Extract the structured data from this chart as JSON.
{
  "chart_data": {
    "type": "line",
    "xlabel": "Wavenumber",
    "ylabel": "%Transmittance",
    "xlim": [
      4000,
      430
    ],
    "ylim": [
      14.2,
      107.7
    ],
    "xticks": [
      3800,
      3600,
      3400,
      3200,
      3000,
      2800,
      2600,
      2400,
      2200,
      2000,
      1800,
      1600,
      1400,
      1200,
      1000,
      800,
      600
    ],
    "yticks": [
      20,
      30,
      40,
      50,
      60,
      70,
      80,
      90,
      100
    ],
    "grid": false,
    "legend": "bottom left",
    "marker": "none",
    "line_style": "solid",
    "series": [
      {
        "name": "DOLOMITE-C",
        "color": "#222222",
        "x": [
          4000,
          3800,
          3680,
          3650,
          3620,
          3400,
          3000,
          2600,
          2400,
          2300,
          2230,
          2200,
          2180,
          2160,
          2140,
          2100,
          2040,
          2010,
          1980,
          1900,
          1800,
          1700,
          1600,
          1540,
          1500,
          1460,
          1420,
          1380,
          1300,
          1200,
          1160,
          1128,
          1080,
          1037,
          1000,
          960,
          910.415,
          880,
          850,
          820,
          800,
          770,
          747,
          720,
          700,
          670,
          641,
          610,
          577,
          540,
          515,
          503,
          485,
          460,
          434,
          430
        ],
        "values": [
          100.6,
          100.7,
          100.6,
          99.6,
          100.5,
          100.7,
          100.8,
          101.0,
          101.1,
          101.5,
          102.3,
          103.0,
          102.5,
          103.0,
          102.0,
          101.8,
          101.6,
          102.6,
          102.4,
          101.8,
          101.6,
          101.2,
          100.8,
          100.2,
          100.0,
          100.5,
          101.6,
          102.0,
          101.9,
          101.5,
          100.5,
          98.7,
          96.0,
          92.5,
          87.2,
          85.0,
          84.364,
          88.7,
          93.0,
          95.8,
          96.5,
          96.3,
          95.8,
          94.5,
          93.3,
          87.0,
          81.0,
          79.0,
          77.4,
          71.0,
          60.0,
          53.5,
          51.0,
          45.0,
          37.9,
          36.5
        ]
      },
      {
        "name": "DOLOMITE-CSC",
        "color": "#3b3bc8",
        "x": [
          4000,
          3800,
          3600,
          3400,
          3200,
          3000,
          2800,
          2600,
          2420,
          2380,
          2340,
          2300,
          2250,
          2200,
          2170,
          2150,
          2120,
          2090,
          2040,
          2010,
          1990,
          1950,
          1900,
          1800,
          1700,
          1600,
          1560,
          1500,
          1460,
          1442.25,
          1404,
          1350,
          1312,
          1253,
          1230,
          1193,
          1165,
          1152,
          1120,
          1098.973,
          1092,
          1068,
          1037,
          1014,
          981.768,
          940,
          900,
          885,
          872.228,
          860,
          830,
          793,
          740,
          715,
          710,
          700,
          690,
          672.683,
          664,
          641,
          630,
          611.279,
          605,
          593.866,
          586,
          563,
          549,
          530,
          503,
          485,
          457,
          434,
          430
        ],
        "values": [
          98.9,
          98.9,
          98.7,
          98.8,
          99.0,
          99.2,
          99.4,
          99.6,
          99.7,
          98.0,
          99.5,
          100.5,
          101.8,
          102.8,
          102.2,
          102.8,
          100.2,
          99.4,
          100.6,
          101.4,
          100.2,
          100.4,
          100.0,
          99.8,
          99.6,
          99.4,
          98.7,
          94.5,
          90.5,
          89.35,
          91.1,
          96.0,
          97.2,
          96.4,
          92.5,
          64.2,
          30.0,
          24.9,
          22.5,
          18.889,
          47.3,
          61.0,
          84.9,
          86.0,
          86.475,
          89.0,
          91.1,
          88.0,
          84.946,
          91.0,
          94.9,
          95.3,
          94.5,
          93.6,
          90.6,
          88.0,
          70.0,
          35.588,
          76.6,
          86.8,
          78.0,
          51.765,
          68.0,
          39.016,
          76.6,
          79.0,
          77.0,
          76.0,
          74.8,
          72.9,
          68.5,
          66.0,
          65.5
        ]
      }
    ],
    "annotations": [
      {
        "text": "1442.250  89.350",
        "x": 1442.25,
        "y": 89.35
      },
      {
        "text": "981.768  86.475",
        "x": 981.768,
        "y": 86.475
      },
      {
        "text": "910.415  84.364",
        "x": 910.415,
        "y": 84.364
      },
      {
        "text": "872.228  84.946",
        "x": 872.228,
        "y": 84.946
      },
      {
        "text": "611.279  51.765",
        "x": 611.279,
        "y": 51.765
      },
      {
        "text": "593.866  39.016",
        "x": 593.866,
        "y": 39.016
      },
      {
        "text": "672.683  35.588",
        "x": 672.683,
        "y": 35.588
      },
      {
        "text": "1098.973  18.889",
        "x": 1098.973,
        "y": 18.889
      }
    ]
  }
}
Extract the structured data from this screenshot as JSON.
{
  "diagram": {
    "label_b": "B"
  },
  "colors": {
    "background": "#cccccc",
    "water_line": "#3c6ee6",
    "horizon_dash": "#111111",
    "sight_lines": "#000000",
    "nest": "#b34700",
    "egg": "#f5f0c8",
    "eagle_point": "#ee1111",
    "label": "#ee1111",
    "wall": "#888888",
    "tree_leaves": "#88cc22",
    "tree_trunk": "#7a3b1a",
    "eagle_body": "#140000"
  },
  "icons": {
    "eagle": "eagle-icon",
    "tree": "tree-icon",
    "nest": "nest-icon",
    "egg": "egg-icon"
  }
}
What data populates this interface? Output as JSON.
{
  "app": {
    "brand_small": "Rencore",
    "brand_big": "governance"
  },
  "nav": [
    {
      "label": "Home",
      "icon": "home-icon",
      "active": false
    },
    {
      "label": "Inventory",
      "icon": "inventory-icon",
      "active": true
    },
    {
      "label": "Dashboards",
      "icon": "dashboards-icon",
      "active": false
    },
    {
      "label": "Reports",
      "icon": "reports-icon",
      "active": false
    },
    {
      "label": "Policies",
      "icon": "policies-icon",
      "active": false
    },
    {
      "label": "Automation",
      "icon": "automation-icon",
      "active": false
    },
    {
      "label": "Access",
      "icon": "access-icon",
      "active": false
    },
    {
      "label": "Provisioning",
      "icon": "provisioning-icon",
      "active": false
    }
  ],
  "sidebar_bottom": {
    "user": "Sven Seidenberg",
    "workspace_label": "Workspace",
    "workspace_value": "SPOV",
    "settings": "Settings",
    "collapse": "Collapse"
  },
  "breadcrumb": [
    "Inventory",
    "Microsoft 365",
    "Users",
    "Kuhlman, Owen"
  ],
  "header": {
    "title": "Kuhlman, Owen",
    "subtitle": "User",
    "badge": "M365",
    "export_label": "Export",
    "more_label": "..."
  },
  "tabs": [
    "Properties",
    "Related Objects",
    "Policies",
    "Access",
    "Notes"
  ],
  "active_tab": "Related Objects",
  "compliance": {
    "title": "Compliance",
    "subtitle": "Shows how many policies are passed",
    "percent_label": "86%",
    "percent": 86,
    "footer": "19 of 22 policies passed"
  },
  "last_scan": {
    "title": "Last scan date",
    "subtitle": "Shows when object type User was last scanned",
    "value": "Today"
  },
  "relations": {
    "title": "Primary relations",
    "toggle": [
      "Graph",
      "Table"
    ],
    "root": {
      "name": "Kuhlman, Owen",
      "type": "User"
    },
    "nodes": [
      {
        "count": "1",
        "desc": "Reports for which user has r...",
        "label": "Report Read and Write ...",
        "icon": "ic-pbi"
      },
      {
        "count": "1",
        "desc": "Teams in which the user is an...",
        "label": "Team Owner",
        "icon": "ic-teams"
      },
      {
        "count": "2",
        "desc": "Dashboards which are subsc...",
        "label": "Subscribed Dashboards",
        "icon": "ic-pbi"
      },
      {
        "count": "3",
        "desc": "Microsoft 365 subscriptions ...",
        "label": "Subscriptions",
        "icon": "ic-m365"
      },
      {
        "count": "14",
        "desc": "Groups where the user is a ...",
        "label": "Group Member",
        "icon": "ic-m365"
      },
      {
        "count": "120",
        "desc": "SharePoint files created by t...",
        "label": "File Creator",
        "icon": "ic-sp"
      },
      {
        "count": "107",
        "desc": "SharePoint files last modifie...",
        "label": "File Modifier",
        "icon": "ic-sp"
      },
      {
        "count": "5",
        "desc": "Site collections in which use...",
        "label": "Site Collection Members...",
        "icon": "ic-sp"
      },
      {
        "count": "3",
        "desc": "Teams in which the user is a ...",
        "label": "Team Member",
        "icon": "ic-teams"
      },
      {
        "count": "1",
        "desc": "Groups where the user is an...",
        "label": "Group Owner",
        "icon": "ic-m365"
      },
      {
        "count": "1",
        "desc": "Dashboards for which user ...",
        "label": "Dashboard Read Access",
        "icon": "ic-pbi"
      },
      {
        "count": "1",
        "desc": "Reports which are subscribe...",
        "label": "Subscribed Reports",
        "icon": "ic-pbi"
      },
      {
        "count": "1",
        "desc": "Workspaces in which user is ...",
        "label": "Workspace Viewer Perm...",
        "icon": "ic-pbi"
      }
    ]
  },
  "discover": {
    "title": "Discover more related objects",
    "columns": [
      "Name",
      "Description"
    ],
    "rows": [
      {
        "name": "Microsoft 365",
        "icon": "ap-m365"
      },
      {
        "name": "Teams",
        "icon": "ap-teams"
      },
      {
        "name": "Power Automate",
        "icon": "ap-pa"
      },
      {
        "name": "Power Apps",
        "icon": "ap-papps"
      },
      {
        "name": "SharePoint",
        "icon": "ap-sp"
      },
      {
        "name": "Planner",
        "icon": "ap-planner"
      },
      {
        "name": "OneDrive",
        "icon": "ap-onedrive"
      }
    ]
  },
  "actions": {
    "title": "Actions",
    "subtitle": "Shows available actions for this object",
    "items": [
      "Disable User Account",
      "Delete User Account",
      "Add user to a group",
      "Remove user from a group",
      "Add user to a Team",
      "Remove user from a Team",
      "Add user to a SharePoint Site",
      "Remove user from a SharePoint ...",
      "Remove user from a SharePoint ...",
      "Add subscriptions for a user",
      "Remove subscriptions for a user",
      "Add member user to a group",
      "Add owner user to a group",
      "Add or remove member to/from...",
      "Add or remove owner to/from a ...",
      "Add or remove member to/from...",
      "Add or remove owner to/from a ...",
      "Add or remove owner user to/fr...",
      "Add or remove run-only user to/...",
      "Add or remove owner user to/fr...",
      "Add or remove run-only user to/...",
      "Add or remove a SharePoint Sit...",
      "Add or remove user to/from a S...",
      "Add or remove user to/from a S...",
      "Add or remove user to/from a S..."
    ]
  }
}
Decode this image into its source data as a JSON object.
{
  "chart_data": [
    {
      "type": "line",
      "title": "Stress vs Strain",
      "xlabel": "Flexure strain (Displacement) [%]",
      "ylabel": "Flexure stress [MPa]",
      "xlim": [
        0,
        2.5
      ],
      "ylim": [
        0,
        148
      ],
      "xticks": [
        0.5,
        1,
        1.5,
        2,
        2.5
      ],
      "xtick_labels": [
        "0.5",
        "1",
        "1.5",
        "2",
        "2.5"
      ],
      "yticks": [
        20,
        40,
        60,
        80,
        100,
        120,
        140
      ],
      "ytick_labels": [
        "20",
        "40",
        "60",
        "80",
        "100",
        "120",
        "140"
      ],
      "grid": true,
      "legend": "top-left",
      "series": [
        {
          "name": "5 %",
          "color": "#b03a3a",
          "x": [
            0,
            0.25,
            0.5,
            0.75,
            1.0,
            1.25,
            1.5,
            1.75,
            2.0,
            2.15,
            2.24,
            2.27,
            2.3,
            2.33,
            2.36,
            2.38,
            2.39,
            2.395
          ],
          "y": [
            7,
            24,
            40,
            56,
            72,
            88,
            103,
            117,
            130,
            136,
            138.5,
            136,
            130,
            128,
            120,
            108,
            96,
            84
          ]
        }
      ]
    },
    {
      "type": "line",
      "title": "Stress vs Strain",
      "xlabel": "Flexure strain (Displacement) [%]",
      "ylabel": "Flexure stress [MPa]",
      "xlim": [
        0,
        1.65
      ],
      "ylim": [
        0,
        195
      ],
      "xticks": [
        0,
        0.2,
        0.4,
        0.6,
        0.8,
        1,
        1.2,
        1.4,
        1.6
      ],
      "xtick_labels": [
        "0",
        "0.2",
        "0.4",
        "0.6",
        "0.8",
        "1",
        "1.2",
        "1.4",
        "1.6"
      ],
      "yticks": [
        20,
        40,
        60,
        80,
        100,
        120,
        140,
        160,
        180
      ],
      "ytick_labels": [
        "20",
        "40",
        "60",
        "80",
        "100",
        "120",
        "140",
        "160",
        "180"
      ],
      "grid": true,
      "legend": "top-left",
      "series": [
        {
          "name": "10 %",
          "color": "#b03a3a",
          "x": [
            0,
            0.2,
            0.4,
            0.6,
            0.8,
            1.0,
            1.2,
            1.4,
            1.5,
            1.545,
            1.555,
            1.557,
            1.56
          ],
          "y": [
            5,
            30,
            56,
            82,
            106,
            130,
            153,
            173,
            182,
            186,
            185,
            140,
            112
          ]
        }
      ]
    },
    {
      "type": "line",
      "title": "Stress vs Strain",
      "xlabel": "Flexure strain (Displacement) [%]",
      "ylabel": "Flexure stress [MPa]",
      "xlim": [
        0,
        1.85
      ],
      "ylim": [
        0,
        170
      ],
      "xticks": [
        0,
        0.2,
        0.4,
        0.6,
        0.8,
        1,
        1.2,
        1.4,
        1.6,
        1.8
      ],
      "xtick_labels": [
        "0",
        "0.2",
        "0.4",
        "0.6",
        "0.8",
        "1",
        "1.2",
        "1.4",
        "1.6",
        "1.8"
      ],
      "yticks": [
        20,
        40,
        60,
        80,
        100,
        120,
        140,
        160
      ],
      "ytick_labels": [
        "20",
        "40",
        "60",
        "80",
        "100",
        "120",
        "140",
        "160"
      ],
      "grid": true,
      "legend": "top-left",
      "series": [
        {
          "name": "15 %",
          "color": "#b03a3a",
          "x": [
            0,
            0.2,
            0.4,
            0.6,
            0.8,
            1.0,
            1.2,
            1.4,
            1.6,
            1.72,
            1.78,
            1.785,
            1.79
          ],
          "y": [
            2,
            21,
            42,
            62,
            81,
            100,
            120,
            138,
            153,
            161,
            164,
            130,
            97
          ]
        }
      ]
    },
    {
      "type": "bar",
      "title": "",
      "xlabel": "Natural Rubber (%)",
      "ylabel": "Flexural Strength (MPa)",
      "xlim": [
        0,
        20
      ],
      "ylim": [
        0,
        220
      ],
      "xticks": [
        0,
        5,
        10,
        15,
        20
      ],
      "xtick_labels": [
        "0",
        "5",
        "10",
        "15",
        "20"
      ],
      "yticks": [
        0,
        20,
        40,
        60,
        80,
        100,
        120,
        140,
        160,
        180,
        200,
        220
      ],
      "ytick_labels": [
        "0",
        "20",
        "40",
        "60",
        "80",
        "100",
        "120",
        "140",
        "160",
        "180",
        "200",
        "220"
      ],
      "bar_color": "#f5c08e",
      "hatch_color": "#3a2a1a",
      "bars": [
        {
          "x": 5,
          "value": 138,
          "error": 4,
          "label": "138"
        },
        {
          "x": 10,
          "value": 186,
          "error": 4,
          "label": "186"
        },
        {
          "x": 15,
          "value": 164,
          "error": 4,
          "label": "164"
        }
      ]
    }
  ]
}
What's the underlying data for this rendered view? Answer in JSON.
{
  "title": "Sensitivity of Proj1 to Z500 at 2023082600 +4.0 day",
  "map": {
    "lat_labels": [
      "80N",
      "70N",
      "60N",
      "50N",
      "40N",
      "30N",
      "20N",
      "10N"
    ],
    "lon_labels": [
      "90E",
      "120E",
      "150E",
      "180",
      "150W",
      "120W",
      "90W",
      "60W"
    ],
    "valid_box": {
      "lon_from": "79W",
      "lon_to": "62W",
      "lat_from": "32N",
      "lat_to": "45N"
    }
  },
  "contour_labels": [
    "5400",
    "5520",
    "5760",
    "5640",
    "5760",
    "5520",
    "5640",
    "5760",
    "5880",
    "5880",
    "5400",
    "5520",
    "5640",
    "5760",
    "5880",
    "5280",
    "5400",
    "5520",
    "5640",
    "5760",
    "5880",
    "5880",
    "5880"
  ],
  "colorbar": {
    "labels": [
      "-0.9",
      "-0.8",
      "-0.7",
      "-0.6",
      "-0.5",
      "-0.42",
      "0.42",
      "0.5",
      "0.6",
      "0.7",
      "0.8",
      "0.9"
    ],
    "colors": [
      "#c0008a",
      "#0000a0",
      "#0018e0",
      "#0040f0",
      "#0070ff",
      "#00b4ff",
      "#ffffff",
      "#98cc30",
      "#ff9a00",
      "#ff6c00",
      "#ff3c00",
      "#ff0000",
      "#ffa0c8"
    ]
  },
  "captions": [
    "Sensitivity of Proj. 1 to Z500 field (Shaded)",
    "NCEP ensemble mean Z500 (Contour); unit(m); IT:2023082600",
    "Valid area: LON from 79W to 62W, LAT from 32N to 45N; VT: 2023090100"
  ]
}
^^^^
Search the lines for the string "relations" and copy every line that has it.

- _Output below_
  "relations": {
    "title": "Primary relations",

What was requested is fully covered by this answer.